● **Your goal**
Say how many lines contain "JSON", using only the number.

┌──

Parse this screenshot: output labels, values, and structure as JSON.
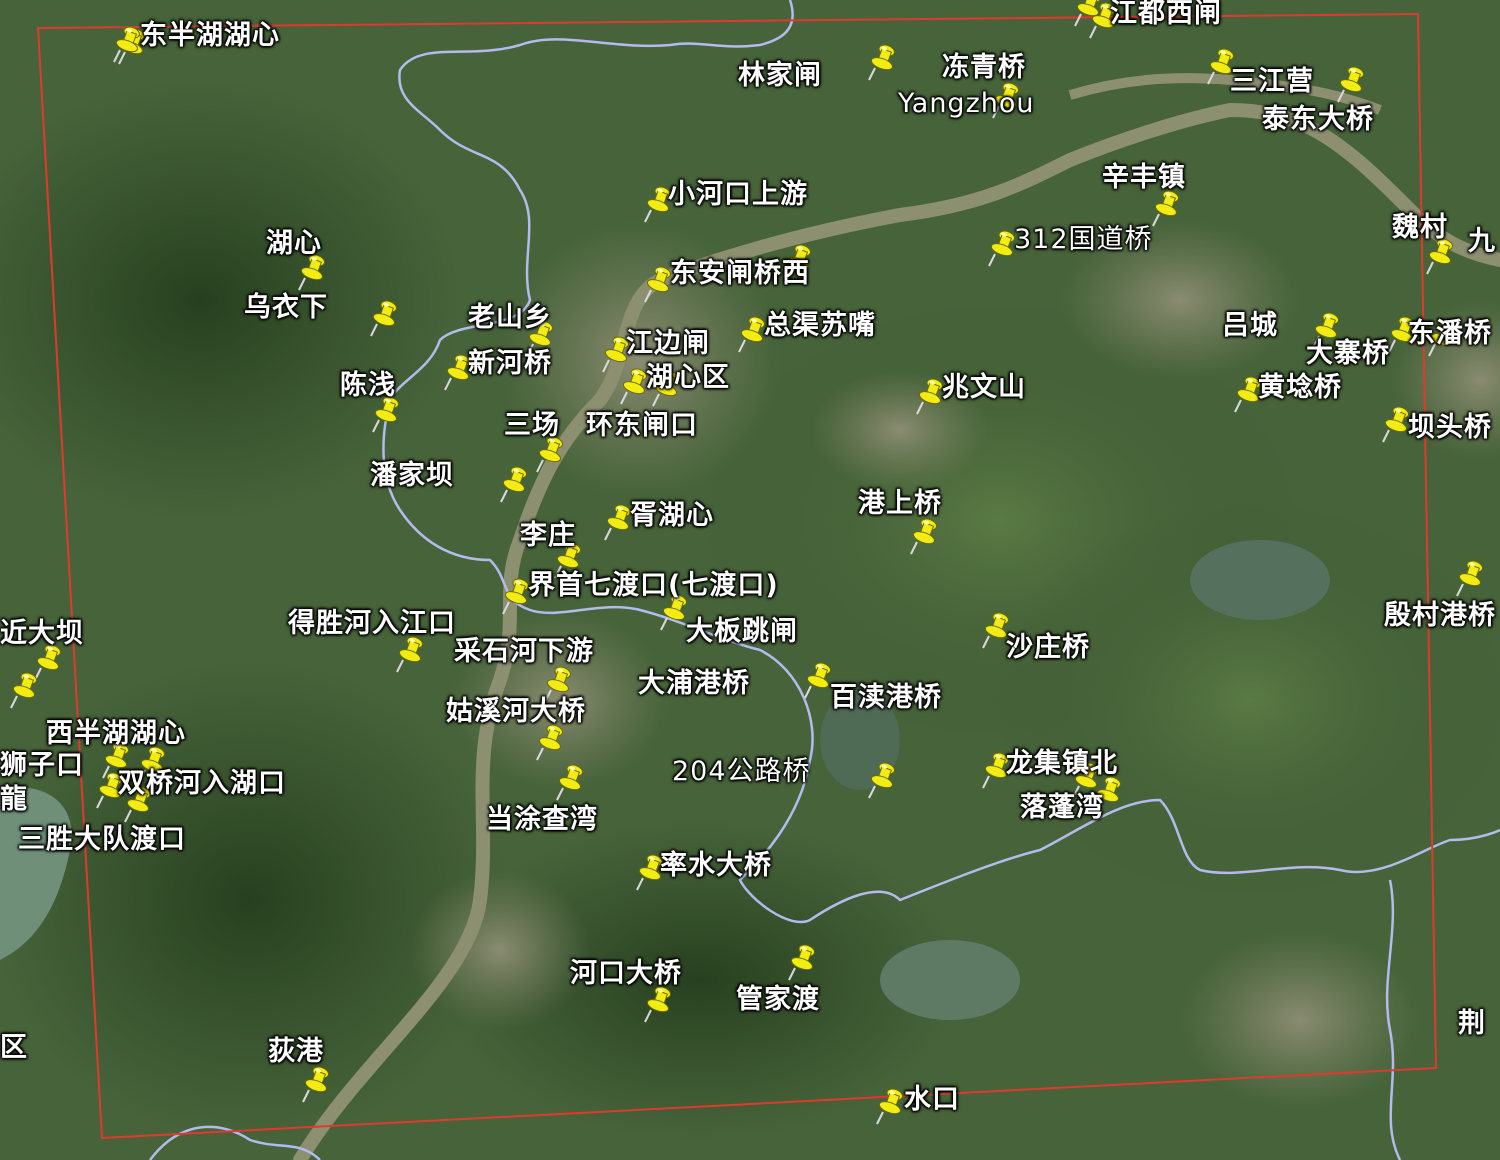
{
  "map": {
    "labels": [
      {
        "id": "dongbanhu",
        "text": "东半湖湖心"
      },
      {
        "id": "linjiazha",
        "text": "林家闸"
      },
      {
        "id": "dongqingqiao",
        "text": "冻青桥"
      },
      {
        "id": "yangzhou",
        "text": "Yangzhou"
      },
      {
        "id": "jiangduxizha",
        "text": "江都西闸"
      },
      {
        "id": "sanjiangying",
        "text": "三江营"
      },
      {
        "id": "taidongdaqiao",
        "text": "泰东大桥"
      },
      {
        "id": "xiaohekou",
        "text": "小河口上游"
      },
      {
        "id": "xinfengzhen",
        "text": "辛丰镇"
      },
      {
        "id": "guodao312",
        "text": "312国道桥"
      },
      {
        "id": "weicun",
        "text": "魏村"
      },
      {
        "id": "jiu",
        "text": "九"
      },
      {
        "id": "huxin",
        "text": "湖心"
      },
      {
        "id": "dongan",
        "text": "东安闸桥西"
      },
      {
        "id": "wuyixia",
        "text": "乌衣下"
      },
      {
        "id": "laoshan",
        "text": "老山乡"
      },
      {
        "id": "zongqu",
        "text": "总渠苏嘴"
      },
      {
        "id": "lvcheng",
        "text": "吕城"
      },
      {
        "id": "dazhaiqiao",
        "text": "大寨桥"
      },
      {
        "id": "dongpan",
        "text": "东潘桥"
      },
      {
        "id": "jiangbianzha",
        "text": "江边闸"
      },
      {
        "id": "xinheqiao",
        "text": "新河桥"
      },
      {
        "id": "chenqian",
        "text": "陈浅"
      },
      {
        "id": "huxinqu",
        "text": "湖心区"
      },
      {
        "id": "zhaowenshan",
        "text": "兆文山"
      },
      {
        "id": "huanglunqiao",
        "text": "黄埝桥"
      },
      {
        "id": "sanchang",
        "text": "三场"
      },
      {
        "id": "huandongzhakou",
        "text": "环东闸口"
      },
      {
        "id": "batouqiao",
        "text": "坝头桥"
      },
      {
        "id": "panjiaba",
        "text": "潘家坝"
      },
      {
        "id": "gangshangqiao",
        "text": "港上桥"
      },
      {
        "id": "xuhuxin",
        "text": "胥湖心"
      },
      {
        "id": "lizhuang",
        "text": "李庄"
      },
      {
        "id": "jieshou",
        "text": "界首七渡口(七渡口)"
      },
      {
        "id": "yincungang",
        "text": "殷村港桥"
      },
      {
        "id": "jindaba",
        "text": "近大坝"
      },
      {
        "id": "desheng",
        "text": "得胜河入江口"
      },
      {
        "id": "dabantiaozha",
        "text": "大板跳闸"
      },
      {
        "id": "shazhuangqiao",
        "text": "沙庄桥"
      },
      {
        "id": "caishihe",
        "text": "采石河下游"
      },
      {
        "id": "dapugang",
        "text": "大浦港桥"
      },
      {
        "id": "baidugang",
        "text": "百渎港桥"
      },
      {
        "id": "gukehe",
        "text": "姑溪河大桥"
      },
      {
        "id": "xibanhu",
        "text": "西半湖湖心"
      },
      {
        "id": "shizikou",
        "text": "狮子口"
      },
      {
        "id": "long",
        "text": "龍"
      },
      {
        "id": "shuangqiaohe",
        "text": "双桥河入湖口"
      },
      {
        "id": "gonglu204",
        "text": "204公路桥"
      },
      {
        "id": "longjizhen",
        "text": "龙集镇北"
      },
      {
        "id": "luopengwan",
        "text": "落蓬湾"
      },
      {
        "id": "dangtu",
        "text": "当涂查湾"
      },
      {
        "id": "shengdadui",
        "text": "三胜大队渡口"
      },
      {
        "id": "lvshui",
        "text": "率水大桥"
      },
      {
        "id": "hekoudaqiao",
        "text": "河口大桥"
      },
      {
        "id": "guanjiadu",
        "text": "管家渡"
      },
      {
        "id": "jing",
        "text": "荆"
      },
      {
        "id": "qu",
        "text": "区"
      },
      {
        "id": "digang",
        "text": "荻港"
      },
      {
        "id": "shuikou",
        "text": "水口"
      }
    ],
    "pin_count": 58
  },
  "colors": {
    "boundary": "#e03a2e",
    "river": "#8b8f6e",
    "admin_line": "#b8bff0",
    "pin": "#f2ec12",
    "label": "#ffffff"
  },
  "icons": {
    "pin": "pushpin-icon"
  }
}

└──
┌──

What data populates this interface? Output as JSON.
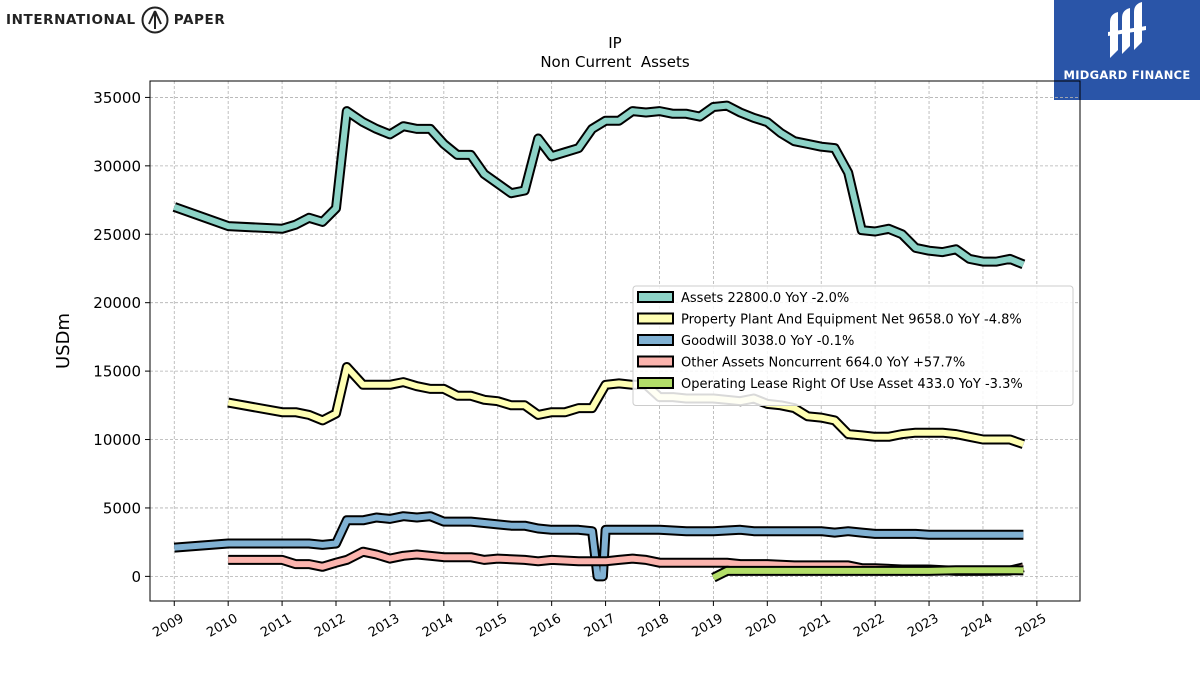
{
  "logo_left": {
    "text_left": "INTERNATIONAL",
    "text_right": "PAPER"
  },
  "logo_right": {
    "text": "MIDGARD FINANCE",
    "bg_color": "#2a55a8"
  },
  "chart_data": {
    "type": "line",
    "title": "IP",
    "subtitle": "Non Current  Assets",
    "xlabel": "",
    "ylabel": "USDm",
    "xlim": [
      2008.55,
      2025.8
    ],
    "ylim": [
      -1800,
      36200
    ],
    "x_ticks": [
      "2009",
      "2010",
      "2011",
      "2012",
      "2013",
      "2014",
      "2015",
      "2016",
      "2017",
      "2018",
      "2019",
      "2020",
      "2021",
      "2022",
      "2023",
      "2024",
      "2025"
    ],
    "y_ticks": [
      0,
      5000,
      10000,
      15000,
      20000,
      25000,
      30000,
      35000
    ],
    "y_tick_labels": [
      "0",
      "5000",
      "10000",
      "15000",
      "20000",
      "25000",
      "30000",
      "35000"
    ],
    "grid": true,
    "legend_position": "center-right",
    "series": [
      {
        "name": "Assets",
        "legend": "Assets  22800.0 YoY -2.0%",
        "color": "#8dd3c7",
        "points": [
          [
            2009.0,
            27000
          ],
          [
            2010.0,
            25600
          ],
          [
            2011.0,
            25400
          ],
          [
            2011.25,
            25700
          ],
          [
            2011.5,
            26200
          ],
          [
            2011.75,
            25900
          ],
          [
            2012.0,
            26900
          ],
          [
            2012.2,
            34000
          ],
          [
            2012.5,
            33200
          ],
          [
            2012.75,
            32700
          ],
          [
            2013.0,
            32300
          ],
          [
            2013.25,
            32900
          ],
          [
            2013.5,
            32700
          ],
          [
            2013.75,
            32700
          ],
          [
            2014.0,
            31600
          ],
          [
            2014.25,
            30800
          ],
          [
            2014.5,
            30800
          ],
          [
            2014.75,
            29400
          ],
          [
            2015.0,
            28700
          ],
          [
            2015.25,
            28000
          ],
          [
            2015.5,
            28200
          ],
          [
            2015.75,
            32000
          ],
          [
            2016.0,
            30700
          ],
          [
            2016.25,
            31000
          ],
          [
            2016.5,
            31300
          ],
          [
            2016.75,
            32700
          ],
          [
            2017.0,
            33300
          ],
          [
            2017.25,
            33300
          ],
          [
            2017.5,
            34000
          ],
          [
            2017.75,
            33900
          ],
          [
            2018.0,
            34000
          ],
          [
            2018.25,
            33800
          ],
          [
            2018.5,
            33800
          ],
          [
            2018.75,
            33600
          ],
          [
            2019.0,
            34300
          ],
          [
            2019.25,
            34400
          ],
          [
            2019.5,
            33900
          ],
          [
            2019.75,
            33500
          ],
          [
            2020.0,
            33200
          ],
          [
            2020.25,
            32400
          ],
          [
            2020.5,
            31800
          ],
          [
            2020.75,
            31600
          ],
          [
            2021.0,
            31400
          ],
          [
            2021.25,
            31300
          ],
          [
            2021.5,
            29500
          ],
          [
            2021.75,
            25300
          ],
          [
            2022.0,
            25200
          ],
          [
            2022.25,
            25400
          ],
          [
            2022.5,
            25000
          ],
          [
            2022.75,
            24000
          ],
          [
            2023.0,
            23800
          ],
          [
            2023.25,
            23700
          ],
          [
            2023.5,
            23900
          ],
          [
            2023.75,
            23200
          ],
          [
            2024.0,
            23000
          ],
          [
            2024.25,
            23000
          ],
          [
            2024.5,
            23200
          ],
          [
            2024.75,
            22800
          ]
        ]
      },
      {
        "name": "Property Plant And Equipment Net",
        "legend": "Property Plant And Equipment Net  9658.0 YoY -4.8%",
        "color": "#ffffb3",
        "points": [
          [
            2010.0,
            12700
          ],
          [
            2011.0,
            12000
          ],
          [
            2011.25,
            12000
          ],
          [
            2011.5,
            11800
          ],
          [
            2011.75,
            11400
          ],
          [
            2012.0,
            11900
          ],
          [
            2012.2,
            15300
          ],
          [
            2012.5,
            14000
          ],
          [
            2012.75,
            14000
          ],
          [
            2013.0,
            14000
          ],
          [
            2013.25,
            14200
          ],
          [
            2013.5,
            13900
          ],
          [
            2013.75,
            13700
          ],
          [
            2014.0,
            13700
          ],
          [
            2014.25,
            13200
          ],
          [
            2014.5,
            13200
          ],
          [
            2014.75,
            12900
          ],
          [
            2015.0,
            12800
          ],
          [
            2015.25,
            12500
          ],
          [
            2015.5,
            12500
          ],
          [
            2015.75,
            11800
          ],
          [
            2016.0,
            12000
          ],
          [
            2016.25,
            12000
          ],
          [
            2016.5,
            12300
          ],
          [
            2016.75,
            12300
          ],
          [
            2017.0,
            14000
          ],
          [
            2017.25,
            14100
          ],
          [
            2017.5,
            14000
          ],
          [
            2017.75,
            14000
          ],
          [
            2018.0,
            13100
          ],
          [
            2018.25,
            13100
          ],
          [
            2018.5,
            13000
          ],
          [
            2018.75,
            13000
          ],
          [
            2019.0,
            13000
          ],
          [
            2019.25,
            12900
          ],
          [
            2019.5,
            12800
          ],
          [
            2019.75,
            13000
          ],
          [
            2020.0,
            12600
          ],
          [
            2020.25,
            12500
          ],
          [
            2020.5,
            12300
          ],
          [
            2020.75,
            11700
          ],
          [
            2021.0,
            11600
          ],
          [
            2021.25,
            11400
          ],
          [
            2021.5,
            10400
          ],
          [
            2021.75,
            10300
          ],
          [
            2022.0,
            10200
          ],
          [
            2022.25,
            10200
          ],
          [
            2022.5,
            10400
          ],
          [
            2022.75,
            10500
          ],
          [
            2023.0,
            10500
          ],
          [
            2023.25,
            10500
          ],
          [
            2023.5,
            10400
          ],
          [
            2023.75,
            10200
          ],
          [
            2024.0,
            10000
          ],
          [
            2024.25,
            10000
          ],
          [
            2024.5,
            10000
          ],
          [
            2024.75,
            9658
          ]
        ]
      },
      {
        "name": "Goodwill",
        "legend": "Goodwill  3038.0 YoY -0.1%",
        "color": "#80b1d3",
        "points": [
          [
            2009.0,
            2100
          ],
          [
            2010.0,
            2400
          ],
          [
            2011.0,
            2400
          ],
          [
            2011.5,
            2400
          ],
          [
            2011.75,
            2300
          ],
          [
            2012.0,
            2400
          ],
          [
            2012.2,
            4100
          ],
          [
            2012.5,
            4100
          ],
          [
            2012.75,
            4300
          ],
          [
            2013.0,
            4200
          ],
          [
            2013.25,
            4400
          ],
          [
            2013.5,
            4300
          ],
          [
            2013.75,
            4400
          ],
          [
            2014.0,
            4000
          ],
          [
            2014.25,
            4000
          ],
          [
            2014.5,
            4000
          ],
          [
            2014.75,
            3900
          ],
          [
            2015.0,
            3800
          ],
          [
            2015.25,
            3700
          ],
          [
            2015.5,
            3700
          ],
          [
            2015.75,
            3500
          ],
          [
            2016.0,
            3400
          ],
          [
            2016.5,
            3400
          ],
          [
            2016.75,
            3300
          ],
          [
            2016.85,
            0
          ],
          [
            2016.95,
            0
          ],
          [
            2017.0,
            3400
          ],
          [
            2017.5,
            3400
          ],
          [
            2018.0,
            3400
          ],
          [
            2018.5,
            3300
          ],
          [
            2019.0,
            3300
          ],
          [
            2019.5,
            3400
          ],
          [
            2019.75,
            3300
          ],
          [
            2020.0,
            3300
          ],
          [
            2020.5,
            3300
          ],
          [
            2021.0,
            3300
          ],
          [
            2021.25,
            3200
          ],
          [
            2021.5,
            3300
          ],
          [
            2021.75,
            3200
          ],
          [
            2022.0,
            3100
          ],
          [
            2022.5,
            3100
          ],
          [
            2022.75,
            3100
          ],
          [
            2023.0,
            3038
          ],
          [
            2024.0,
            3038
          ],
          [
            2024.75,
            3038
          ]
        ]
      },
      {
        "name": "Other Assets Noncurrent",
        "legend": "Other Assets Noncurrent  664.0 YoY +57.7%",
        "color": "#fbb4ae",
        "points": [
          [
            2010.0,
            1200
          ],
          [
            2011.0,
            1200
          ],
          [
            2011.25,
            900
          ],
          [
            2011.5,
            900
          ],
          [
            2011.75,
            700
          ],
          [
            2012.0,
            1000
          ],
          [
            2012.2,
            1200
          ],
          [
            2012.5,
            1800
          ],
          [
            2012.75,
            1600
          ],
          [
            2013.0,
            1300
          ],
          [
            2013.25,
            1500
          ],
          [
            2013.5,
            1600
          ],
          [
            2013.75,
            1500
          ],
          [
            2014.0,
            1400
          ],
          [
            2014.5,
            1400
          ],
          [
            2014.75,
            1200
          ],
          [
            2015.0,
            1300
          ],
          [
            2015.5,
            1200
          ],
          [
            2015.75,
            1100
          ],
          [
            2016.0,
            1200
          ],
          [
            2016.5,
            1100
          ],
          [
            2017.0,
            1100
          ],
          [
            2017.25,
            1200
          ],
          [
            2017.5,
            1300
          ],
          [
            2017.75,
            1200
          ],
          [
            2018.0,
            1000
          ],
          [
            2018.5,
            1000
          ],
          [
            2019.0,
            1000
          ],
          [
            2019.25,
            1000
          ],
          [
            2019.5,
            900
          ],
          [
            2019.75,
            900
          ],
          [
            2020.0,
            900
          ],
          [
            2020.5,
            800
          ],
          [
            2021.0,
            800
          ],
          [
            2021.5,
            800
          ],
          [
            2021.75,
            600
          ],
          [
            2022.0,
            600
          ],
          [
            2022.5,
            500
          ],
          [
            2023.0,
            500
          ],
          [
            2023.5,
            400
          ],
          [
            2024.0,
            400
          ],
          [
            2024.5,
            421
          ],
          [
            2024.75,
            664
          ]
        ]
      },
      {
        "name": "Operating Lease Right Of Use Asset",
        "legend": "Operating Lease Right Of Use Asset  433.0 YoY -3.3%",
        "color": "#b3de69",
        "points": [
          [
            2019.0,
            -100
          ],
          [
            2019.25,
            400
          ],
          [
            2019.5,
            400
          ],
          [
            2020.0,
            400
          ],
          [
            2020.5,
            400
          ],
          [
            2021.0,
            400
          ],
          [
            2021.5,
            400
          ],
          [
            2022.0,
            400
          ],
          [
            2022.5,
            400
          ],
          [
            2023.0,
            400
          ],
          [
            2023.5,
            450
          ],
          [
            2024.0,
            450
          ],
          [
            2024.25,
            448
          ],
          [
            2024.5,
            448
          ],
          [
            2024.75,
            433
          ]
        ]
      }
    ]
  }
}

└──

● **Solved problem**
2